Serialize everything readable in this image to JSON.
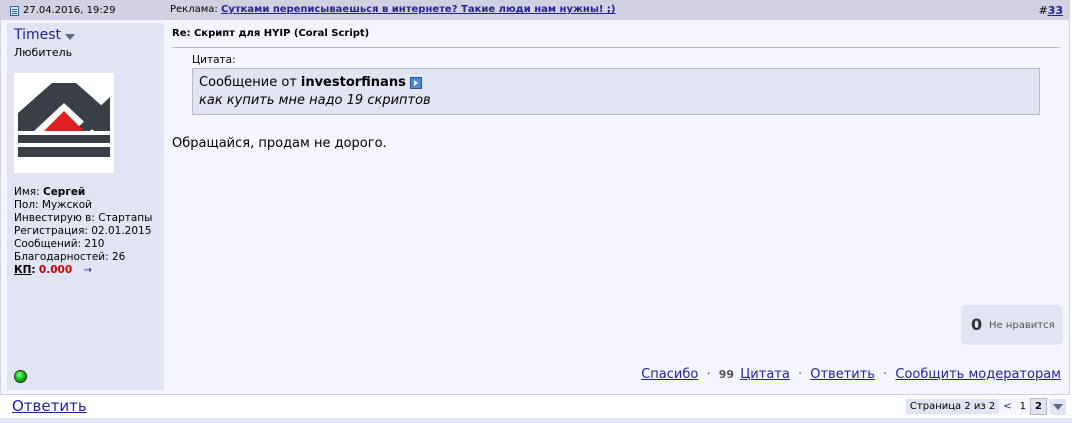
{
  "post": {
    "date": "27.04.2016, 19:29",
    "ad_label": "Реклама:",
    "ad_link": "Сутками переписываешься в интернете? Такие люди нам нужны! ;)",
    "post_number_prefix": "#",
    "post_number": "33"
  },
  "user": {
    "name": "Timest",
    "title": "Любитель",
    "details": {
      "name_label": "Имя:",
      "name_value": "Сергей",
      "gender": "Пол: Мужской",
      "invest": "Инвестирую в: Стартапы",
      "registration": "Регистрация: 02.01.2015",
      "messages": "Сообщений: 210",
      "thanks": "Благодарностей: 26",
      "kp_label": "КП",
      "kp_colon": ":",
      "kp_value": "0.000",
      "kp_arrow": "→"
    },
    "online_status_icon": "online-indicator-icon"
  },
  "content": {
    "title": "Re: Скрипт для HYIP (Coral Script)",
    "quote_label": "Цитата:",
    "quote_author_prefix": "Сообщение от",
    "quote_author": "investorfinans",
    "quote_text": "как купить мне надо 19 скриптов",
    "message": "Обращайся, продам не дорого."
  },
  "like": {
    "count": "0",
    "label": "Не нравится"
  },
  "actions": {
    "thanks": "Спасибо",
    "sep": "·",
    "quote_glyph": "99",
    "quote": "Цитата",
    "reply": "Ответить",
    "report": "Сообщить модераторам"
  },
  "footer": {
    "reply": "Ответить",
    "page_info": "Страница 2 из 2",
    "prev": "<",
    "page1": "1",
    "page2": "2"
  }
}
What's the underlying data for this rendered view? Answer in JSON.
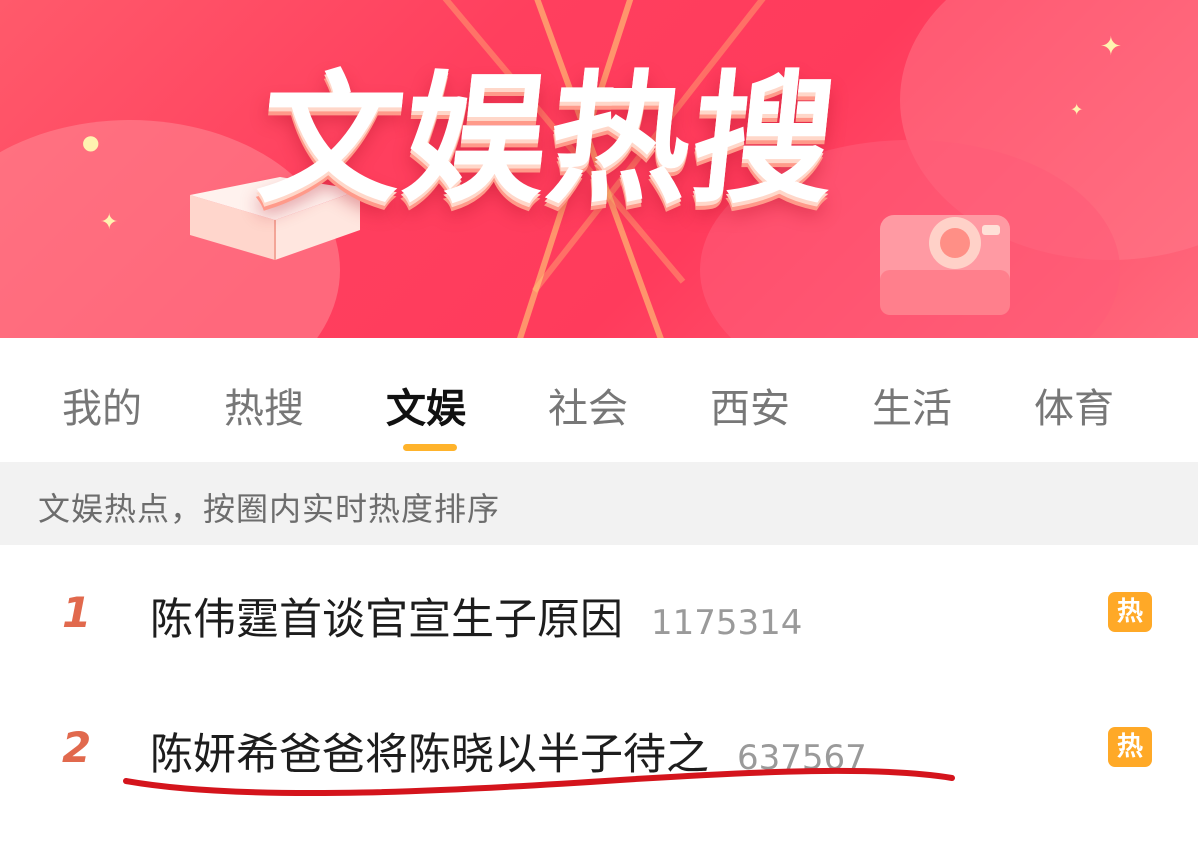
{
  "banner": {
    "title": "文娱热搜"
  },
  "tabs": [
    {
      "label": "我的",
      "active": false
    },
    {
      "label": "热搜",
      "active": false
    },
    {
      "label": "文娱",
      "active": true
    },
    {
      "label": "社会",
      "active": false
    },
    {
      "label": "西安",
      "active": false
    },
    {
      "label": "生活",
      "active": false
    },
    {
      "label": "体育",
      "active": false
    }
  ],
  "hint": "文娱热点，按圈内实时热度排序",
  "list": [
    {
      "rank": "1",
      "title": "陈伟霆首谈官宣生子原因",
      "count": "1175314",
      "badge": "热"
    },
    {
      "rank": "2",
      "title": "陈妍希爸爸将陈晓以半子待之",
      "count": "637567",
      "badge": "热"
    }
  ],
  "colors": {
    "banner": "#ff3f5e",
    "tab_active_underline": "#ffb32b",
    "rank": "#e1694d",
    "hot_badge": "#ffa927",
    "annotation": "#d4141c"
  }
}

━━━━━━━━

» SHORT PROBLEM
Go back to the records above and write them out exactly, without the pictures.

» WRITTEN RESPONSE
Serialize everything readable in this image to JSON.
{
  "post": {
    "date": "27.04.2016, 19:29",
    "ad_label": "Реклама:",
    "ad_link": "Сутками переписываешься в интернете? Такие люди нам нужны! ;)",
    "post_number_prefix": "#",
    "post_number": "33"
  },
  "user": {
    "name": "Timest",
    "title": "Любитель",
    "details": {
      "name_label": "Имя:",
      "name_value": "Сергей",
      "gender": "Пол: Мужской",
      "invest": "Инвестирую в: Стартапы",
      "registration": "Регистрация: 02.01.2015",
      "messages": "Сообщений: 210",
      "thanks": "Благодарностей: 26",
      "kp_label": "КП",
      "kp_colon": ":",
      "kp_value": "0.000",
      "kp_arrow": "→"
    },
    "online_status_icon": "online-indicator-icon"
  },
  "content": {
    "title": "Re: Скрипт для HYIP (Coral Script)",
    "quote_label": "Цитата:",
    "quote_author_prefix": "Сообщение от",
    "quote_author": "investorfinans",
    "quote_text": "как купить мне надо 19 скриптов",
    "message": "Обращайся, продам не дорого."
  },
  "like": {
    "count": "0",
    "label": "Не нравится"
  },
  "actions": {
    "thanks": "Спасибо",
    "sep": "·",
    "quote_glyph": "99",
    "quote": "Цитата",
    "reply": "Ответить",
    "report": "Сообщить модераторам"
  },
  "footer": {
    "reply": "Ответить",
    "page_info": "Страница 2 из 2",
    "prev": "<",
    "page1": "1",
    "page2": "2"
  }
}
What's the underlying data for this rendered view? Answer in JSON.
{
  "banner": {
    "title": "文娱热搜"
  },
  "tabs": [
    {
      "label": "我的",
      "active": false
    },
    {
      "label": "热搜",
      "active": false
    },
    {
      "label": "文娱",
      "active": true
    },
    {
      "label": "社会",
      "active": false
    },
    {
      "label": "西安",
      "active": false
    },
    {
      "label": "生活",
      "active": false
    },
    {
      "label": "体育",
      "active": false
    }
  ],
  "hint": "文娱热点，按圈内实时热度排序",
  "list": [
    {
      "rank": "1",
      "title": "陈伟霆首谈官宣生子原因",
      "count": "1175314",
      "badge": "热"
    },
    {
      "rank": "2",
      "title": "陈妍希爸爸将陈晓以半子待之",
      "count": "637567",
      "badge": "热"
    }
  ],
  "colors": {
    "banner": "#ff3f5e",
    "tab_active_underline": "#ffb32b",
    "rank": "#e1694d",
    "hot_badge": "#ffa927",
    "annotation": "#d4141c"
  }
}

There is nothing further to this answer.